**DIRECTIONS FOR THIS TASK**
Retype all the entries word for word, but omit the pictures.

**RECORDS FOR THIS EXERCISE**

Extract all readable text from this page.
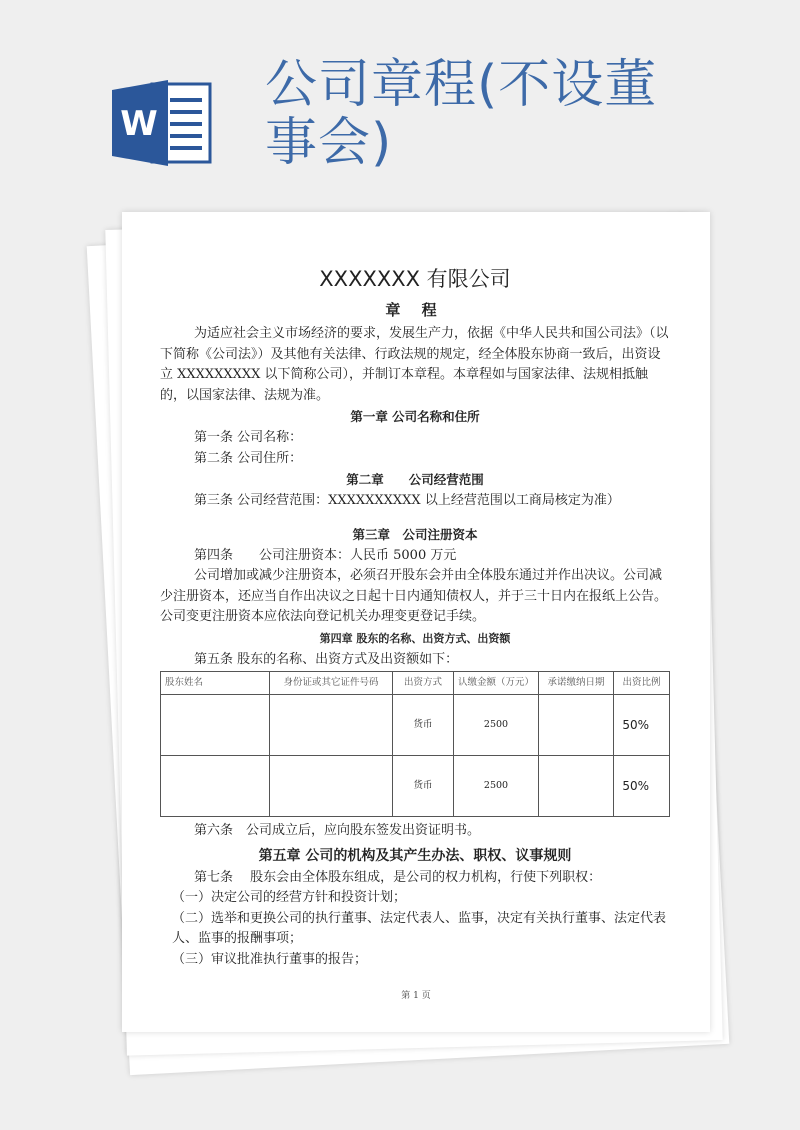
W
公司章程(不设董事会)
第 1 页

XXXXXXX 有限公司

章 程

为适应社会主义市场经济的要求，发展生产力，依据《中华人民共和国公司法》（以下简称《公司法》）及其他有关法律、行政法规的规定，经全体股东协商一致后，出资设立 XXXXXXXXX 以下简称公司），并制订本章程。本章程如与国家法律、法规相抵触的，以国家法律、法规为准。

第一章 公司名称和住所

第一条 公司名称：

第二条 公司住所：

第二章　　公司经营范围

第三条 公司经营范围：XXXXXXXXXX 以上经营范围以工商局核定为准）

第三章　公司注册资本

第四条　　公司注册资本：人民币 5000 万元

公司增加或减少注册资本，必须召开股东会并由全体股东通过并作出决议。公司减少注册资本，还应当自作出决议之日起十日内通知债权人，并于三十日内在报纸上公告。公司变更注册资本应依法向登记机关办理变更登记手续。

第四章 股东的名称、出资方式、出资额

第五条 股东的名称、出资方式及出资额如下：

股东姓名	身份证或其它证件号码	出资方式	认缴金额（万元）	承诺缴纳日期	出资比例
		货币	2500		50%
		货币	2500		50%

第六条　公司成立后，应向股东签发出资证明书。

第五章 公司的机构及其产生办法、职权、议事规则

第七条　 股东会由全体股东组成，是公司的权力机构，行使下列职权：

（一）决定公司的经营方针和投资计划；

（二）选举和更换公司的执行董事、法定代表人、监事，决定有关执行董事、法定代表人、监事的报酬事项；

（三）审议批准执行董事的报告；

**OUTPUT BELOW**
Extract all readable text from this page.
W
公司章程(不设董事会)
第 1 页

XXXXXXX 有限公司

章 程

为适应社会主义市场经济的要求，发展生产力，依据《中华人民共和国公司法》（以下简称《公司法》）及其他有关法律、行政法规的规定，经全体股东协商一致后，出资设立 XXXXXXXXX 以下简称公司），并制订本章程。本章程如与国家法律、法规相抵触的，以国家法律、法规为准。

第一章 公司名称和住所

第一条 公司名称：

第二条 公司住所：

第二章　　公司经营范围

第三条 公司经营范围：XXXXXXXXXX 以上经营范围以工商局核定为准）

第三章　公司注册资本

第四条　　公司注册资本：人民币 5000 万元

公司增加或减少注册资本，必须召开股东会并由全体股东通过并作出决议。公司减少注册资本，还应当自作出决议之日起十日内通知债权人，并于三十日内在报纸上公告。公司变更注册资本应依法向登记机关办理变更登记手续。

第四章 股东的名称、出资方式、出资额

第五条 股东的名称、出资方式及出资额如下：

股东姓名	身份证或其它证件号码	出资方式	认缴金额（万元）	承诺缴纳日期	出资比例
		货币	2500		50%
		货币	2500		50%

第六条　公司成立后，应向股东签发出资证明书。

第五章 公司的机构及其产生办法、职权、议事规则

第七条　 股东会由全体股东组成，是公司的权力机构，行使下列职权：

（一）决定公司的经营方针和投资计划；

（二）选举和更换公司的执行董事、法定代表人、监事，决定有关执行董事、法定代表人、监事的报酬事项；

（三）审议批准执行董事的报告；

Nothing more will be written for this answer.